DATA FOR THE TASK ->

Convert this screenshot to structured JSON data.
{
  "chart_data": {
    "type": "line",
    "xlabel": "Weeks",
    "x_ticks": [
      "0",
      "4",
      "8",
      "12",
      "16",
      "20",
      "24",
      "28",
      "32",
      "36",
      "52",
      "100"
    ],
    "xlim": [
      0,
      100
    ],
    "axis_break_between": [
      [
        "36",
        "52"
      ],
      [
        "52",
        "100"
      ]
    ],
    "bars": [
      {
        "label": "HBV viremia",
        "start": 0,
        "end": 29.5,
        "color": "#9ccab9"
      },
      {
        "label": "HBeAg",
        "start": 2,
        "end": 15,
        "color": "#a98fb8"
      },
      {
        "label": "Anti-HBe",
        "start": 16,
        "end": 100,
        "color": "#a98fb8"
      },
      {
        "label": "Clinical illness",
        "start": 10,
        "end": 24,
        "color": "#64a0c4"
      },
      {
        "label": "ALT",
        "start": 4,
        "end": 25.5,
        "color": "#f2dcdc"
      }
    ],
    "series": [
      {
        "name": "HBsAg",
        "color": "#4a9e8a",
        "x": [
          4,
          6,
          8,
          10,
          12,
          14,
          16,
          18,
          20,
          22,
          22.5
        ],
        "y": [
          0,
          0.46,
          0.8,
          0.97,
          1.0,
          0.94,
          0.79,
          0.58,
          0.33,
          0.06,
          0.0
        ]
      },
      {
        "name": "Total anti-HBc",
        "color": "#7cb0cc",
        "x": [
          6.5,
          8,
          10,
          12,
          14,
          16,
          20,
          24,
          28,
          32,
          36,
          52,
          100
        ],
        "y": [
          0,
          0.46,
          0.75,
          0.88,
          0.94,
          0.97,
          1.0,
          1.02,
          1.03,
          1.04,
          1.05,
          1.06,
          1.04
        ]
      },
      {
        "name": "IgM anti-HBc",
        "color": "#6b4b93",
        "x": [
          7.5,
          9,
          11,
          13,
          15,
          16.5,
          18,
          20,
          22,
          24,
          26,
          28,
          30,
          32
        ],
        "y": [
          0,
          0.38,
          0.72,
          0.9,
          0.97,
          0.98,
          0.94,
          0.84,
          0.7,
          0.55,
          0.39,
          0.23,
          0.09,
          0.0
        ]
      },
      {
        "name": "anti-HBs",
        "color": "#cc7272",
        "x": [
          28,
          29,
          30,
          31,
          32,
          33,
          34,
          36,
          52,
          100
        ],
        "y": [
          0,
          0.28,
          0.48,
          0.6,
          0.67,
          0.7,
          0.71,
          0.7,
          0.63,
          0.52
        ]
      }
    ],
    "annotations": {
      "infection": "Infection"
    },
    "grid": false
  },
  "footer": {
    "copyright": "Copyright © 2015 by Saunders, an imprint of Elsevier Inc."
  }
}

WHAT THE TASK ASKS ->
Find the word "color" in the data and show each line that holds it.

SOLUTION TO THE PROBLEM ->
        "color": "#9ccab9"
        "color": "#a98fb8"
        "color": "#a98fb8"
        "color": "#64a0c4"
        "color": "#f2dcdc"
        "color": "#4a9e8a",
        "color": "#7cb0cc",
        "color": "#6b4b93",
        "color": "#cc7272",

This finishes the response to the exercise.